→ **PROBLEM**:
From the entries below, pull out each line where "Divide" appears.

====================

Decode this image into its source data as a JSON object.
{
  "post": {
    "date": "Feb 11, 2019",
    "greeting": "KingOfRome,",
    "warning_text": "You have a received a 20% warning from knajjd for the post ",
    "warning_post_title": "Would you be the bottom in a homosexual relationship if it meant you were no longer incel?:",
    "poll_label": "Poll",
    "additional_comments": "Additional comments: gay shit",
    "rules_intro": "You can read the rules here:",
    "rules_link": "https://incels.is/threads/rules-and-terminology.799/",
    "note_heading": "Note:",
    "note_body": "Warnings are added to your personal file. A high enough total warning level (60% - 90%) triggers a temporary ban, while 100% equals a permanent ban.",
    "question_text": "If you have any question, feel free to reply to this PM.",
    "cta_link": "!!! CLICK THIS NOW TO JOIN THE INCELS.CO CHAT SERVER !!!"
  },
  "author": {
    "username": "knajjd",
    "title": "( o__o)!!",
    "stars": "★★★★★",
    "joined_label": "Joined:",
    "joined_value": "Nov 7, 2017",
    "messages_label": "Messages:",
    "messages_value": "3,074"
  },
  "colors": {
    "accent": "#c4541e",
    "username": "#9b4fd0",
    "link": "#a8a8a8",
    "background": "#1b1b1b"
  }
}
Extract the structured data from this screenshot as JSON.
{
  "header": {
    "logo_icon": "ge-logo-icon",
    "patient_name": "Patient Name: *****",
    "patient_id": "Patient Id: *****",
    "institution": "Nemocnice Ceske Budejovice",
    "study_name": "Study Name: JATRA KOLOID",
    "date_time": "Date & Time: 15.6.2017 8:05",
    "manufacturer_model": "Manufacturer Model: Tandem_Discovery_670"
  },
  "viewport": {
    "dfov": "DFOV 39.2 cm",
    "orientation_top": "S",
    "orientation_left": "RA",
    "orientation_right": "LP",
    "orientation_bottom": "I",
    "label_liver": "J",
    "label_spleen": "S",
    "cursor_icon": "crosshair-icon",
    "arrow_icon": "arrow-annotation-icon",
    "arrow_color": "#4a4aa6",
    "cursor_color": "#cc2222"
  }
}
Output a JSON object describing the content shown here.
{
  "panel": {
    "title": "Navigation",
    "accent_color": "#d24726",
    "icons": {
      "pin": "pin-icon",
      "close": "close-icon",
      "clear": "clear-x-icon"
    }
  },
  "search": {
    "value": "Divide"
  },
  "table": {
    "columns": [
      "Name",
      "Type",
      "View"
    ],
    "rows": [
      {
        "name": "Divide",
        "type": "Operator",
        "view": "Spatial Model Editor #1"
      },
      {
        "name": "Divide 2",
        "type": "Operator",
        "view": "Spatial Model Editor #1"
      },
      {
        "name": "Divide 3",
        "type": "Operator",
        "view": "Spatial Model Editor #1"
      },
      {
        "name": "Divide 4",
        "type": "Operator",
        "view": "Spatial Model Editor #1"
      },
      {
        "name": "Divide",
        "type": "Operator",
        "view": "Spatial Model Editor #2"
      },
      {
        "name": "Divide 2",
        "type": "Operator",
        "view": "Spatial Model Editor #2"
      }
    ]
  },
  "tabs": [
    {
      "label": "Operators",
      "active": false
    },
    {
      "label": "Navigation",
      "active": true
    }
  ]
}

====================

→ **RESPONSE TO THIS EXERCISE**:
    "value": "Divide"
        "name": "Divide",
        "name": "Divide 2",
        "name": "Divide 3",
        "name": "Divide 4",
        "name": "Divide",
        "name": "Divide 2",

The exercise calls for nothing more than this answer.